(Saved entries)
- - -

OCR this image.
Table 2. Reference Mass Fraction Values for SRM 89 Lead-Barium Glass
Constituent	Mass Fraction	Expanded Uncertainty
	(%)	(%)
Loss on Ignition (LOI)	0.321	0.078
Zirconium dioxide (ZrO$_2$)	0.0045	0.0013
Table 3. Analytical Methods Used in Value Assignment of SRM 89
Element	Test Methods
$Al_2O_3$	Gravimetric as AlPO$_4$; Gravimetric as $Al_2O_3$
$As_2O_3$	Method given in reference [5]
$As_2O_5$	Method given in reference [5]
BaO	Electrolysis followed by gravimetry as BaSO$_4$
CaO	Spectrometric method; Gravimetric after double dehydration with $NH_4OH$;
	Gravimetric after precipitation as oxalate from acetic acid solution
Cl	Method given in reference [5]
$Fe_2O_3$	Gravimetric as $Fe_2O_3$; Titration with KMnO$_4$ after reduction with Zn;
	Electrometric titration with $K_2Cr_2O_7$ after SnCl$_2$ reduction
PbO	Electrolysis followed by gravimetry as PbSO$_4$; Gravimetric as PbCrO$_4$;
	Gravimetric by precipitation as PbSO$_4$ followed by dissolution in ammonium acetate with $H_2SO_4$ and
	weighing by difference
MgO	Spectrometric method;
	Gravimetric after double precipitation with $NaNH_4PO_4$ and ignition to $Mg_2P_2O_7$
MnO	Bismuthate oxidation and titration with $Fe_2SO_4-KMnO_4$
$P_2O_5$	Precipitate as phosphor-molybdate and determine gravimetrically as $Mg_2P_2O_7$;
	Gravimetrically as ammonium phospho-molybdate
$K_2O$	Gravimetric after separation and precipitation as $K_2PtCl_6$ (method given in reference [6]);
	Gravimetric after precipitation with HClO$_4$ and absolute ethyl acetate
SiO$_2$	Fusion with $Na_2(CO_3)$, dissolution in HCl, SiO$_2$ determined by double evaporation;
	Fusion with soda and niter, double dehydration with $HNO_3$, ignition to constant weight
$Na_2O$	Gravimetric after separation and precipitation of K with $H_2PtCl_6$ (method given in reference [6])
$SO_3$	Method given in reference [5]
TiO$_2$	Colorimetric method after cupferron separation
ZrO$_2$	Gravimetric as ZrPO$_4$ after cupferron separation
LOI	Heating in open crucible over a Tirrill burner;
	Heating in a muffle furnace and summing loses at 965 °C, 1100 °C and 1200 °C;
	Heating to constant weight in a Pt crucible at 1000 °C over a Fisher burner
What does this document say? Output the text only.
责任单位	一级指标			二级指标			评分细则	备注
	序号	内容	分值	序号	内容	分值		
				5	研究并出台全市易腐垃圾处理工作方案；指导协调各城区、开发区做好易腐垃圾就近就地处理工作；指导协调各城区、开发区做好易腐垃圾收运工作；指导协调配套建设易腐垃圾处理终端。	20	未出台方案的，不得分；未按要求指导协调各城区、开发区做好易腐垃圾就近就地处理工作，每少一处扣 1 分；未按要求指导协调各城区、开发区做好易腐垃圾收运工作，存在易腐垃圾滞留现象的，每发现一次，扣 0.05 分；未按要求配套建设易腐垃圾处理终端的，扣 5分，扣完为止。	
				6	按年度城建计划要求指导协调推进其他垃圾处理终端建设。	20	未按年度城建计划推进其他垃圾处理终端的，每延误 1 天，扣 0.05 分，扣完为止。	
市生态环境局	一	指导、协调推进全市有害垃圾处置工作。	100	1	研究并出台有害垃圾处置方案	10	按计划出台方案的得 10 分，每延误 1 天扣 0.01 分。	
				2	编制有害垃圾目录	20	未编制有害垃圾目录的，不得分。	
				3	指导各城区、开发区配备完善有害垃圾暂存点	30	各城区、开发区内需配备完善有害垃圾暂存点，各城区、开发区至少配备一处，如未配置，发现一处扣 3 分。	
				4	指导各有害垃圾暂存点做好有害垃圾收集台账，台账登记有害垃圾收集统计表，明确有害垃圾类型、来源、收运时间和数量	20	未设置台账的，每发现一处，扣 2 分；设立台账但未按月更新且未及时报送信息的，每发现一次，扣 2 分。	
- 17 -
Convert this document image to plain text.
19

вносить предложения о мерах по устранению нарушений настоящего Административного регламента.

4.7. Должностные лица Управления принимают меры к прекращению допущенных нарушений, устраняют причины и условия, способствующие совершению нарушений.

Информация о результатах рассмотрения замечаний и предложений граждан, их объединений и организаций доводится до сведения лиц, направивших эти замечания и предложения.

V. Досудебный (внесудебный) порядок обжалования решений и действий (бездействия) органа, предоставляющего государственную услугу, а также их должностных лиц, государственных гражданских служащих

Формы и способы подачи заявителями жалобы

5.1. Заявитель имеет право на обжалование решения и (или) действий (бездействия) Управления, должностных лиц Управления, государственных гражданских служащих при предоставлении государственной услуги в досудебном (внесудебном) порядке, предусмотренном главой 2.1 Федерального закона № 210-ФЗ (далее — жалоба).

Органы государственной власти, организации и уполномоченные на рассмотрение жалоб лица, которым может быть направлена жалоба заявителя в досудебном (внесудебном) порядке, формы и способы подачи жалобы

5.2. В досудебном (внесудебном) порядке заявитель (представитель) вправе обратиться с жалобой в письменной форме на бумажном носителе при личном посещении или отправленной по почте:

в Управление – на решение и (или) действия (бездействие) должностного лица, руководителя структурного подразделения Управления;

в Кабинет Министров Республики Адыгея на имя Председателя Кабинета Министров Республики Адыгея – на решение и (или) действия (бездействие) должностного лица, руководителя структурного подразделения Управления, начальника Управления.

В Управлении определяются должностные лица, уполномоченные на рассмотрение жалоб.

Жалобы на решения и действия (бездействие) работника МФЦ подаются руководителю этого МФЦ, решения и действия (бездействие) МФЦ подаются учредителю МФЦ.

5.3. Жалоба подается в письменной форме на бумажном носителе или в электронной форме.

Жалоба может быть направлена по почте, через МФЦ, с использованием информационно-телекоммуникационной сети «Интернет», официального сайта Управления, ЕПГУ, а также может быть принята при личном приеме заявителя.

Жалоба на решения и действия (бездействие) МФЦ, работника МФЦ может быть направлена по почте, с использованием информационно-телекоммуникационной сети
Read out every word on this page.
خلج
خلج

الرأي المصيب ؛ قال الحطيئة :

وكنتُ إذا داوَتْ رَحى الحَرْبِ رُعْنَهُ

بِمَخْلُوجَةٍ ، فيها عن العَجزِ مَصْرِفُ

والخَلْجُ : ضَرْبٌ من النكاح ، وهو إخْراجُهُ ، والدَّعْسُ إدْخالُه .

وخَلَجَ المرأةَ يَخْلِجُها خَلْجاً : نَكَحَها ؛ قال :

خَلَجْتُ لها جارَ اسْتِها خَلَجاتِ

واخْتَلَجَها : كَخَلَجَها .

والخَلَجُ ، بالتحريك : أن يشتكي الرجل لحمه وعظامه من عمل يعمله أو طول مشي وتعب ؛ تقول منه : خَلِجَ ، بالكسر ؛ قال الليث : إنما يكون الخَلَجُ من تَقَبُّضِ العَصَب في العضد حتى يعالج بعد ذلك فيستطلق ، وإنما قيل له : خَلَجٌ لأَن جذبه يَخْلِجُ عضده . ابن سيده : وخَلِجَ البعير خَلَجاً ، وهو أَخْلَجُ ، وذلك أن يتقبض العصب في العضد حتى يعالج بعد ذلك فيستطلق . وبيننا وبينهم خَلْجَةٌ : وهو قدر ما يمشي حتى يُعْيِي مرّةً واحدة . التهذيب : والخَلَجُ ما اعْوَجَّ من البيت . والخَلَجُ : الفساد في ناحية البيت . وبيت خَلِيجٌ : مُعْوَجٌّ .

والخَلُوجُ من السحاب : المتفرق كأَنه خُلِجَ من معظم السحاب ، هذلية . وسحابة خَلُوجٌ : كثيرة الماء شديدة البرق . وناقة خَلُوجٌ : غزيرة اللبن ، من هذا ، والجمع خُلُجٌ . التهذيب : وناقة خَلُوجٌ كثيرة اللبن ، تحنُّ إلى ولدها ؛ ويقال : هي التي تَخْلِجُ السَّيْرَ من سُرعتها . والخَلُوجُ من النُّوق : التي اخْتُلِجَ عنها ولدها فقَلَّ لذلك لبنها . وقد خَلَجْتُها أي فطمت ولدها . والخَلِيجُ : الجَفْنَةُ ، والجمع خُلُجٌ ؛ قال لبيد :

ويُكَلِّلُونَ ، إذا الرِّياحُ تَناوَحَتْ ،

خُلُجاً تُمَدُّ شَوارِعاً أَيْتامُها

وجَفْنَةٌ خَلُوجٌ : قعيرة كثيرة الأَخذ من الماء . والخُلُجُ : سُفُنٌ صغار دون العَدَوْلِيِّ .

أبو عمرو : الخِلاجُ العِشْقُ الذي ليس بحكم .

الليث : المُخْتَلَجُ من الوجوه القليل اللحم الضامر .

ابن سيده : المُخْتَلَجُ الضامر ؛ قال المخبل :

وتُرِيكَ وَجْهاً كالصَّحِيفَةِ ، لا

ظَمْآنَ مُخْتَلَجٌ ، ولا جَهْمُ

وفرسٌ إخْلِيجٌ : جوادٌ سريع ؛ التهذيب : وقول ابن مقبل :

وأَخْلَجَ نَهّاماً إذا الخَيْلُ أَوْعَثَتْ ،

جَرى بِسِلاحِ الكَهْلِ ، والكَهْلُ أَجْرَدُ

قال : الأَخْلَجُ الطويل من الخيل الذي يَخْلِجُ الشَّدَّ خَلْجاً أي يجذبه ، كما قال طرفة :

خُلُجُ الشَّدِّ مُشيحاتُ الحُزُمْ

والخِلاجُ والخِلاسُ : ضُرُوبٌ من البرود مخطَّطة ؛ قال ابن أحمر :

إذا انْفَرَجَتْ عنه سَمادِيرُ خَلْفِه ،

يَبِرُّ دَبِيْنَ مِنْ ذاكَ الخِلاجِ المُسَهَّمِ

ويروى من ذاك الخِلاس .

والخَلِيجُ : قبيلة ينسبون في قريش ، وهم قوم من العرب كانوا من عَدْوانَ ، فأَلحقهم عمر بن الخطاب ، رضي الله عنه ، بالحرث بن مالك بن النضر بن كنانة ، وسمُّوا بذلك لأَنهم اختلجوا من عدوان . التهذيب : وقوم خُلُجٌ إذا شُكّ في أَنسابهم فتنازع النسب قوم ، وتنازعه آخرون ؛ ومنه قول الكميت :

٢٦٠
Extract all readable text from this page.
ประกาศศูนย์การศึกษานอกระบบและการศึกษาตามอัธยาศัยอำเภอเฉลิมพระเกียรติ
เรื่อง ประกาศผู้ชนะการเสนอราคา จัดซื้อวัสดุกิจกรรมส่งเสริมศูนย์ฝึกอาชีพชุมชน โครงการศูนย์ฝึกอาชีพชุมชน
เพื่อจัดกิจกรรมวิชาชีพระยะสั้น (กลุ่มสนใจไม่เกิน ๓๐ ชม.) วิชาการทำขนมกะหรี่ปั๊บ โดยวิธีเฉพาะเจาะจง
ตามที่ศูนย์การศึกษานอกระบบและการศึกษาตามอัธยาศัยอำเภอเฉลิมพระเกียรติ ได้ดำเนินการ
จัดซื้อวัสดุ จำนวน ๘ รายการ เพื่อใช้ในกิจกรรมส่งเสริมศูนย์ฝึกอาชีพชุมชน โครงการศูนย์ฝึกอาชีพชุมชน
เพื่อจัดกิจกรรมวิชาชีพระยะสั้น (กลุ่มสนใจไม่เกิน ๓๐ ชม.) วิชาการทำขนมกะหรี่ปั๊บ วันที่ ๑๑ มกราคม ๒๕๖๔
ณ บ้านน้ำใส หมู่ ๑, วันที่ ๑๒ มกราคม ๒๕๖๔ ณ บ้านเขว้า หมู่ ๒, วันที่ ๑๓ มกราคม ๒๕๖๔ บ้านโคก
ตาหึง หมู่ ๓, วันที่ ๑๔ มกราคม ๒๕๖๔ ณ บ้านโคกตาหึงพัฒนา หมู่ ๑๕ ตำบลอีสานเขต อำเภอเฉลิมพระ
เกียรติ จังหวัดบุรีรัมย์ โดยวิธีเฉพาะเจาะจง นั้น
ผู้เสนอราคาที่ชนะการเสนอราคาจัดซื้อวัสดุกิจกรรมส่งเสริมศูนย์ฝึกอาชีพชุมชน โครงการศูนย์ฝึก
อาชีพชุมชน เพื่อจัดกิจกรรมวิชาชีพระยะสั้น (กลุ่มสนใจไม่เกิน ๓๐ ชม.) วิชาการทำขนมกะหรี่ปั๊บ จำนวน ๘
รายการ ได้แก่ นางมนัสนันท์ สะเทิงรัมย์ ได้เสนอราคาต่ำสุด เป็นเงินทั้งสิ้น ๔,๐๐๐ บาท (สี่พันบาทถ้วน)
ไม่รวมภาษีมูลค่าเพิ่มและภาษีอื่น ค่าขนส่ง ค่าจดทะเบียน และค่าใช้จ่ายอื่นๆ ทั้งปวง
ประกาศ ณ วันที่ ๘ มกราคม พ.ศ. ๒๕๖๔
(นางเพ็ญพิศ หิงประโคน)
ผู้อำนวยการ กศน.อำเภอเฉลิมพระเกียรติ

- - -

WRITTEN REQUEST: Only a number is wanted: how many lines above include "constant"?

CORRECT RESPONSE: 2